- THE TASK: Go through the data below. Pull out every line that has the word "Search".

- DATA ROWS:
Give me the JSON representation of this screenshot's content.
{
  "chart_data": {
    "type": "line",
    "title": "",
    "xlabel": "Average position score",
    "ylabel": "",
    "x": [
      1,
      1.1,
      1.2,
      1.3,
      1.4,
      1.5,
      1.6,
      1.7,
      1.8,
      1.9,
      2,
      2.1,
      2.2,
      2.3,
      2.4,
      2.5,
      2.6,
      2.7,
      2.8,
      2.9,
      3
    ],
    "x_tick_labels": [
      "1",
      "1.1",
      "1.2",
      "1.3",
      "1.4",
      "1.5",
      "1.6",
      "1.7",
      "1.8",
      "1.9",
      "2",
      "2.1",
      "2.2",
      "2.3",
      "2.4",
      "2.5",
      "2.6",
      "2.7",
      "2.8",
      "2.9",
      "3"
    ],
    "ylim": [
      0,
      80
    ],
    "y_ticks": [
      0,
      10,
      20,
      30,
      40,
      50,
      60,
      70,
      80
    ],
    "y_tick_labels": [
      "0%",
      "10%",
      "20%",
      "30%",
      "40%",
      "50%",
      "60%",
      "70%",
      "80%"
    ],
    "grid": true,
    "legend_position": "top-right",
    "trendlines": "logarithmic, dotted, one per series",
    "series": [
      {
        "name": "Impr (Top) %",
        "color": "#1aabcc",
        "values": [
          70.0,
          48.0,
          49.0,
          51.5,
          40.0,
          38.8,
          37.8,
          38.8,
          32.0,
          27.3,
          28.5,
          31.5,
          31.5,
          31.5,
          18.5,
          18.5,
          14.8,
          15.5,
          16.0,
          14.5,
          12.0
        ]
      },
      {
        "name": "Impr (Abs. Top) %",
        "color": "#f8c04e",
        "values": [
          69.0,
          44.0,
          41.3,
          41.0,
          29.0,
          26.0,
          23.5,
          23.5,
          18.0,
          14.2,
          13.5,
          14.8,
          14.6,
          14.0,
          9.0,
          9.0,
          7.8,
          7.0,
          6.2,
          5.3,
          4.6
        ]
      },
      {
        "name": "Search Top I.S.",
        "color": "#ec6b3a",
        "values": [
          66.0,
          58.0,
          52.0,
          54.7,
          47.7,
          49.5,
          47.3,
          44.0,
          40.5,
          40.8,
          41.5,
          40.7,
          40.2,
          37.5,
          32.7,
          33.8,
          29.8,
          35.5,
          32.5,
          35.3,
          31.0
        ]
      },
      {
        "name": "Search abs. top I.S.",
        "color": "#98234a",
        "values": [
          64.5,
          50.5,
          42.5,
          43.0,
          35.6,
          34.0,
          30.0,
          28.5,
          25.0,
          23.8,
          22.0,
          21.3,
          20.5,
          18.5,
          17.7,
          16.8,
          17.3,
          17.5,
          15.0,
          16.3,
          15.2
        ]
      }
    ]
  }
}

- REPLY:
        "name": "Search Top I.S.",
        "name": "Search abs. top I.S.",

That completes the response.